**Directions for this task**
From the listing below, extract each line containing the string "pracy".

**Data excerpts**
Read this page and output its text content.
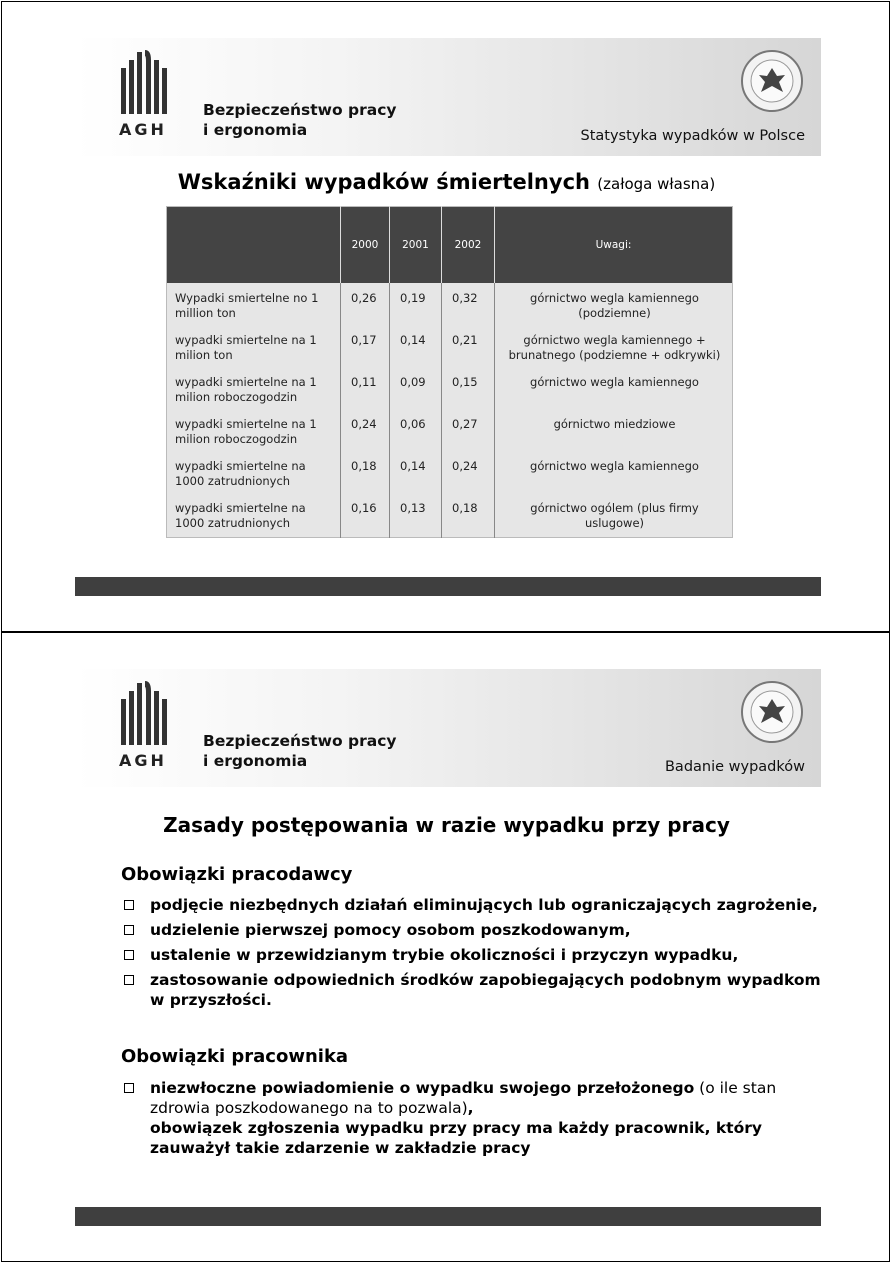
AGH
Bezpieczeństwo pracy
i ergonomia	Statystyka wypadków w Polsce
Wskaźniki wypadków śmiertelnych (załoga własna)
	2000	2001	2002	Uwagi:
Wypadki smiertelne no 1 million ton	0,26	0,19	0,32	górnictwo wegla kamiennego (podziemne)
wypadki smiertelne na 1 milion ton	0,17	0,14	0,21	górnictwo wegla kamiennego + brunatnego (podziemne + odkrywki)
wypadki smiertelne na 1 milion roboczogodzin	0,11	0,09	0,15	górnictwo wegla kamiennego
wypadki smiertelne na 1 milion roboczogodzin	0,24	0,06	0,27	górnictwo miedziowe
wypadki smiertelne na 1000 zatrudnionych	0,18	0,14	0,24	górnictwo wegla kamiennego
wypadki smiertelne na 1000 zatrudnionych	0,16	0,13	0,18	górnictwo ogólem (plus firmy uslugowe)
AGH
Bezpieczeństwo pracy
i ergonomia	Badanie wypadków
Zasady postępowania w razie wypadku przy pracy
Obowiązki pracodawcy
podjęcie niezbędnych działań eliminujących lub ograniczających zagrożenie,
udzielenie pierwszej pomocy osobom poszkodowanym,
ustalenie w przewidzianym trybie okoliczności i przyczyn wypadku,
zastosowanie odpowiednich środków zapobiegających podobnym wypadkom w przyszłości.
Obowiązki pracownika
niezwłoczne powiadomienie o wypadku swojego przełożonego (o ile stan zdrowia poszkodowanego na to pozwala),
obowiązek zgłoszenia wypadku przy pracy ma każdy pracownik, który zauważył takie zdarzenie w zakładzie pracy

**Exercise answer**
Bezpieczeństwo pracy
Bezpieczeństwo pracy
Zasady postępowania w razie wypadku przy pracy
obowiązek zgłoszenia wypadku przy pracy ma każdy pracownik, który zauważył takie zdarzenie w zakładzie pracy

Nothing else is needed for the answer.